Given problem: Transcribe the material exactly. Images do not belong in the copy.

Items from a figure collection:
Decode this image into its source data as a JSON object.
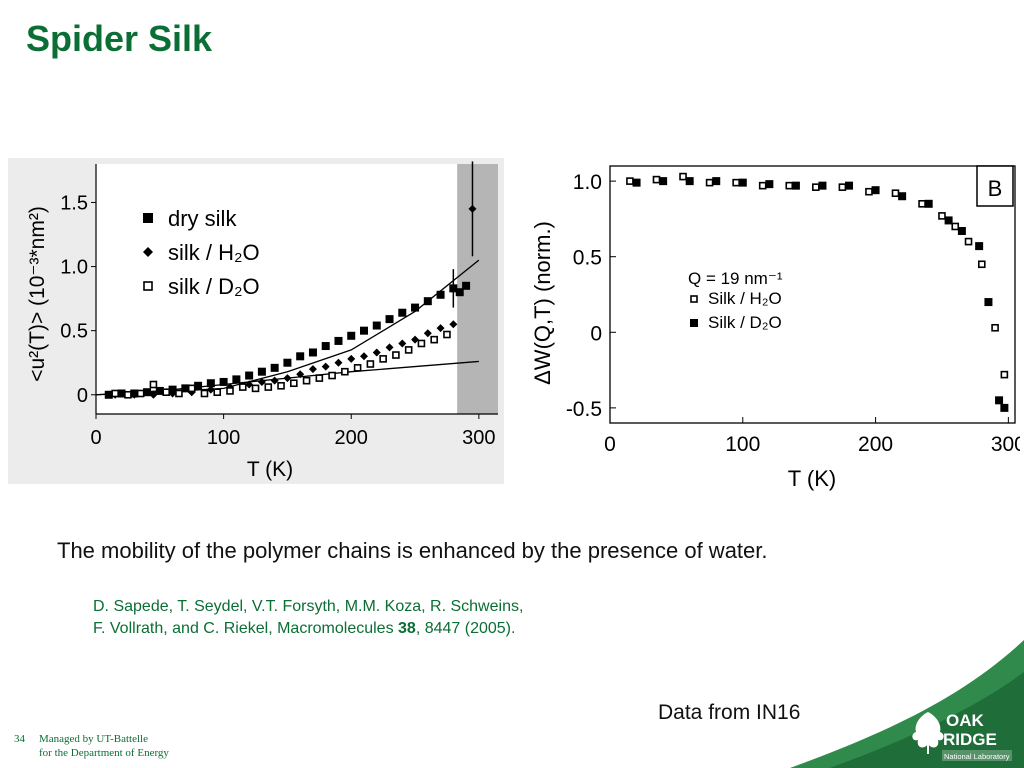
{
  "slide": {
    "title": "Spider Silk",
    "caption": "The mobility of the polymer chains is enhanced by the presence of water.",
    "reference_line1": "D. Sapede, T. Seydel, V.T. Forsyth, M.M. Koza, R. Schweins,",
    "reference_line2_a": "F. Vollrath, and C. Riekel, Macromolecules ",
    "reference_volume": "38",
    "reference_line2_b": ", 8447 (2005).",
    "data_source": "Data from IN16",
    "footer_page": "34",
    "footer_line1": "Managed by UT-Battelle",
    "footer_line2": "for the Department of Energy",
    "logo_line1": "OAK",
    "logo_line2": "RIDGE",
    "logo_line3": "National Laboratory"
  },
  "colors": {
    "title_green": "#0b6e35",
    "swoosh_green": "#2f8a4c",
    "shaded_region": "#b5b5b5"
  },
  "chart_data": [
    {
      "type": "scatter",
      "ylabel": "<u²(T)> (10⁻³*nm²)",
      "xlabel": "T (K)",
      "xlim": [
        0,
        315
      ],
      "ylim": [
        -0.15,
        1.8
      ],
      "x_ticks": [
        "0",
        "100",
        "200",
        "300"
      ],
      "y_ticks": [
        "0",
        "0.5",
        "1.0",
        "1.5"
      ],
      "shaded_x_range": [
        283,
        315
      ],
      "legend_placement": "top-left",
      "series": [
        {
          "name": "dry silk",
          "marker": "filled-square",
          "x": [
            10,
            20,
            30,
            40,
            50,
            60,
            70,
            80,
            90,
            100,
            110,
            120,
            130,
            140,
            150,
            160,
            170,
            180,
            190,
            200,
            210,
            220,
            230,
            240,
            250,
            260,
            270,
            280,
            285,
            290
          ],
          "y": [
            0,
            0.01,
            0.01,
            0.02,
            0.03,
            0.04,
            0.05,
            0.07,
            0.09,
            0.1,
            0.12,
            0.15,
            0.18,
            0.21,
            0.25,
            0.3,
            0.33,
            0.38,
            0.42,
            0.46,
            0.5,
            0.54,
            0.59,
            0.64,
            0.68,
            0.73,
            0.78,
            0.83,
            0.8,
            0.85
          ]
        },
        {
          "name": "silk / H₂O",
          "marker": "filled-diamond",
          "x": [
            15,
            30,
            45,
            60,
            75,
            90,
            105,
            120,
            130,
            140,
            150,
            160,
            170,
            180,
            190,
            200,
            210,
            220,
            230,
            240,
            250,
            260,
            270,
            280,
            295
          ],
          "y": [
            0,
            0,
            0,
            0.01,
            0.02,
            0.04,
            0.06,
            0.08,
            0.1,
            0.11,
            0.13,
            0.16,
            0.2,
            0.22,
            0.25,
            0.28,
            0.3,
            0.33,
            0.37,
            0.4,
            0.43,
            0.48,
            0.52,
            0.55,
            1.45
          ],
          "error_bars": [
            {
              "x": 280,
              "low": 0.68,
              "high": 0.98
            },
            {
              "x": 295,
              "low": 1.08,
              "high": 1.82
            }
          ]
        },
        {
          "name": "silk / D₂O",
          "marker": "open-square",
          "x": [
            15,
            25,
            35,
            45,
            55,
            65,
            75,
            85,
            95,
            105,
            115,
            125,
            135,
            145,
            155,
            165,
            175,
            185,
            195,
            205,
            215,
            225,
            235,
            245,
            255,
            265,
            275
          ],
          "y": [
            0.01,
            0,
            0.01,
            0.08,
            0.02,
            0.01,
            0.05,
            0.01,
            0.02,
            0.03,
            0.06,
            0.05,
            0.06,
            0.07,
            0.09,
            0.11,
            0.13,
            0.15,
            0.18,
            0.21,
            0.24,
            0.28,
            0.31,
            0.35,
            0.4,
            0.43,
            0.47
          ]
        }
      ],
      "fit_lines": [
        {
          "x": [
            0,
            50,
            100,
            150,
            200,
            250,
            300
          ],
          "y": [
            0,
            0.02,
            0.05,
            0.18,
            0.35,
            0.65,
            1.05
          ]
        },
        {
          "x": [
            0,
            50,
            100,
            150,
            200,
            250,
            300
          ],
          "y": [
            0,
            0.03,
            0.08,
            0.13,
            0.18,
            0.22,
            0.26
          ]
        }
      ]
    },
    {
      "type": "scatter",
      "ylabel": "ΔW(Q,T) (norm.)",
      "xlabel": "T (K)",
      "xlim": [
        0,
        305
      ],
      "ylim": [
        -0.6,
        1.1
      ],
      "x_ticks": [
        "0",
        "100",
        "200",
        "300"
      ],
      "y_ticks": [
        "1.0",
        "0.5",
        "0",
        "-0.5"
      ],
      "panel_label": "B",
      "legend_title": "Q = 19 nm⁻¹",
      "legend_placement": "center",
      "series": [
        {
          "name": "Silk / H₂O",
          "marker": "open-square",
          "x": [
            15,
            35,
            55,
            75,
            95,
            115,
            135,
            155,
            175,
            195,
            215,
            235,
            250,
            260,
            270,
            280,
            290,
            297
          ],
          "y": [
            1.0,
            1.01,
            1.03,
            0.99,
            0.99,
            0.97,
            0.97,
            0.96,
            0.96,
            0.93,
            0.92,
            0.85,
            0.77,
            0.7,
            0.6,
            0.45,
            0.03,
            -0.28
          ]
        },
        {
          "name": "Silk / D₂O",
          "marker": "filled-square",
          "x": [
            20,
            40,
            60,
            80,
            100,
            120,
            140,
            160,
            180,
            200,
            220,
            240,
            255,
            265,
            278,
            285,
            293,
            297
          ],
          "y": [
            0.99,
            1.0,
            1.0,
            1.0,
            0.99,
            0.98,
            0.97,
            0.97,
            0.97,
            0.94,
            0.9,
            0.85,
            0.74,
            0.67,
            0.57,
            0.2,
            -0.45,
            -0.5
          ]
        }
      ]
    }
  ]
}
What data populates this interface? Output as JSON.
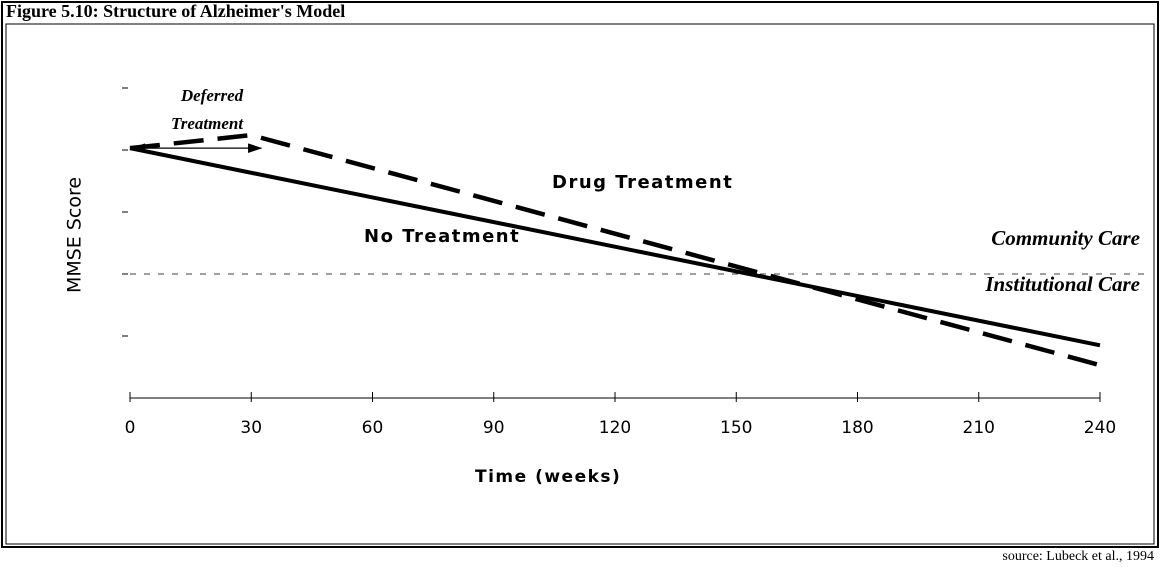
{
  "chart_data": {
    "type": "line",
    "title": "Figure 5.10: Structure of Alzheimer's Model",
    "xlabel": "Time (weeks)",
    "ylabel": "MMSE Score",
    "x": [
      0,
      30,
      240
    ],
    "xlim": [
      0,
      240
    ],
    "xticks": [
      0,
      30,
      60,
      90,
      120,
      150,
      180,
      210,
      240
    ],
    "ylim": [
      0,
      5
    ],
    "threshold": 2,
    "series": [
      {
        "name": "No Treatment",
        "color": "#000000",
        "style": "solid",
        "values": [
          4.03,
          null,
          0.85
        ]
      },
      {
        "name": "Drug Treatment",
        "color": "#000000",
        "style": "dashed",
        "values": [
          4.03,
          4.24,
          0.53
        ]
      }
    ],
    "annotations": {
      "deferred": "Deferred Treatment",
      "community": "Community Care",
      "institutional": "Institutional Care"
    },
    "source": "source: Lubeck et al., 1994"
  }
}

Correct response:
Decode this image into its source data as a JSON object.
{
  "slide": {
    "title": "Spider Silk",
    "caption": "The mobility of the polymer chains is enhanced by the presence of water.",
    "reference_line1": "D. Sapede, T. Seydel, V.T. Forsyth, M.M. Koza, R. Schweins,",
    "reference_line2_a": "F. Vollrath, and C. Riekel, Macromolecules ",
    "reference_volume": "38",
    "reference_line2_b": ", 8447 (2005).",
    "data_source": "Data from IN16",
    "footer_page": "34",
    "footer_line1": "Managed by UT-Battelle",
    "footer_line2": "for the Department of Energy",
    "logo_line1": "OAK",
    "logo_line2": "RIDGE",
    "logo_line3": "National Laboratory"
  },
  "colors": {
    "title_green": "#0b6e35",
    "swoosh_green": "#2f8a4c",
    "shaded_region": "#b5b5b5"
  },
  "chart_data": [
    {
      "type": "scatter",
      "ylabel": "<u²(T)> (10⁻³*nm²)",
      "xlabel": "T (K)",
      "xlim": [
        0,
        315
      ],
      "ylim": [
        -0.15,
        1.8
      ],
      "x_ticks": [
        "0",
        "100",
        "200",
        "300"
      ],
      "y_ticks": [
        "0",
        "0.5",
        "1.0",
        "1.5"
      ],
      "shaded_x_range": [
        283,
        315
      ],
      "legend_placement": "top-left",
      "series": [
        {
          "name": "dry silk",
          "marker": "filled-square",
          "x": [
            10,
            20,
            30,
            40,
            50,
            60,
            70,
            80,
            90,
            100,
            110,
            120,
            130,
            140,
            150,
            160,
            170,
            180,
            190,
            200,
            210,
            220,
            230,
            240,
            250,
            260,
            270,
            280,
            285,
            290
          ],
          "y": [
            0,
            0.01,
            0.01,
            0.02,
            0.03,
            0.04,
            0.05,
            0.07,
            0.09,
            0.1,
            0.12,
            0.15,
            0.18,
            0.21,
            0.25,
            0.3,
            0.33,
            0.38,
            0.42,
            0.46,
            0.5,
            0.54,
            0.59,
            0.64,
            0.68,
            0.73,
            0.78,
            0.83,
            0.8,
            0.85
          ]
        },
        {
          "name": "silk / H₂O",
          "marker": "filled-diamond",
          "x": [
            15,
            30,
            45,
            60,
            75,
            90,
            105,
            120,
            130,
            140,
            150,
            160,
            170,
            180,
            190,
            200,
            210,
            220,
            230,
            240,
            250,
            260,
            270,
            280,
            295
          ],
          "y": [
            0,
            0,
            0,
            0.01,
            0.02,
            0.04,
            0.06,
            0.08,
            0.1,
            0.11,
            0.13,
            0.16,
            0.2,
            0.22,
            0.25,
            0.28,
            0.3,
            0.33,
            0.37,
            0.4,
            0.43,
            0.48,
            0.52,
            0.55,
            1.45
          ],
          "error_bars": [
            {
              "x": 280,
              "low": 0.68,
              "high": 0.98
            },
            {
              "x": 295,
              "low": 1.08,
              "high": 1.82
            }
          ]
        },
        {
          "name": "silk / D₂O",
          "marker": "open-square",
          "x": [
            15,
            25,
            35,
            45,
            55,
            65,
            75,
            85,
            95,
            105,
            115,
            125,
            135,
            145,
            155,
            165,
            175,
            185,
            195,
            205,
            215,
            225,
            235,
            245,
            255,
            265,
            275
          ],
          "y": [
            0.01,
            0,
            0.01,
            0.08,
            0.02,
            0.01,
            0.05,
            0.01,
            0.02,
            0.03,
            0.06,
            0.05,
            0.06,
            0.07,
            0.09,
            0.11,
            0.13,
            0.15,
            0.18,
            0.21,
            0.24,
            0.28,
            0.31,
            0.35,
            0.4,
            0.43,
            0.47
          ]
        }
      ],
      "fit_lines": [
        {
          "x": [
            0,
            50,
            100,
            150,
            200,
            250,
            300
          ],
          "y": [
            0,
            0.02,
            0.05,
            0.18,
            0.35,
            0.65,
            1.05
          ]
        },
        {
          "x": [
            0,
            50,
            100,
            150,
            200,
            250,
            300
          ],
          "y": [
            0,
            0.03,
            0.08,
            0.13,
            0.18,
            0.22,
            0.26
          ]
        }
      ]
    },
    {
      "type": "scatter",
      "ylabel": "ΔW(Q,T) (norm.)",
      "xlabel": "T (K)",
      "xlim": [
        0,
        305
      ],
      "ylim": [
        -0.6,
        1.1
      ],
      "x_ticks": [
        "0",
        "100",
        "200",
        "300"
      ],
      "y_ticks": [
        "1.0",
        "0.5",
        "0",
        "-0.5"
      ],
      "panel_label": "B",
      "legend_title": "Q = 19 nm⁻¹",
      "legend_placement": "center",
      "series": [
        {
          "name": "Silk / H₂O",
          "marker": "open-square",
          "x": [
            15,
            35,
            55,
            75,
            95,
            115,
            135,
            155,
            175,
            195,
            215,
            235,
            250,
            260,
            270,
            280,
            290,
            297
          ],
          "y": [
            1.0,
            1.01,
            1.03,
            0.99,
            0.99,
            0.97,
            0.97,
            0.96,
            0.96,
            0.93,
            0.92,
            0.85,
            0.77,
            0.7,
            0.6,
            0.45,
            0.03,
            -0.28
          ]
        },
        {
          "name": "Silk / D₂O",
          "marker": "filled-square",
          "x": [
            20,
            40,
            60,
            80,
            100,
            120,
            140,
            160,
            180,
            200,
            220,
            240,
            255,
            265,
            278,
            285,
            293,
            297
          ],
          "y": [
            0.99,
            1.0,
            1.0,
            1.0,
            0.99,
            0.98,
            0.97,
            0.97,
            0.97,
            0.94,
            0.9,
            0.85,
            0.74,
            0.67,
            0.57,
            0.2,
            -0.45,
            -0.5
          ]
        }
      ]
    }
  ]
}
What data populates this interface? Output as JSON.
{
  "chart_data": {
    "type": "line",
    "title": "Figure 5.10: Structure of Alzheimer's Model",
    "xlabel": "Time (weeks)",
    "ylabel": "MMSE Score",
    "x": [
      0,
      30,
      240
    ],
    "xlim": [
      0,
      240
    ],
    "xticks": [
      0,
      30,
      60,
      90,
      120,
      150,
      180,
      210,
      240
    ],
    "ylim": [
      0,
      5
    ],
    "threshold": 2,
    "series": [
      {
        "name": "No Treatment",
        "color": "#000000",
        "style": "solid",
        "values": [
          4.03,
          null,
          0.85
        ]
      },
      {
        "name": "Drug Treatment",
        "color": "#000000",
        "style": "dashed",
        "values": [
          4.03,
          4.24,
          0.53
        ]
      }
    ],
    "annotations": {
      "deferred": "Deferred Treatment",
      "community": "Community Care",
      "institutional": "Institutional Care"
    },
    "source": "source: Lubeck et al., 1994"
  }
}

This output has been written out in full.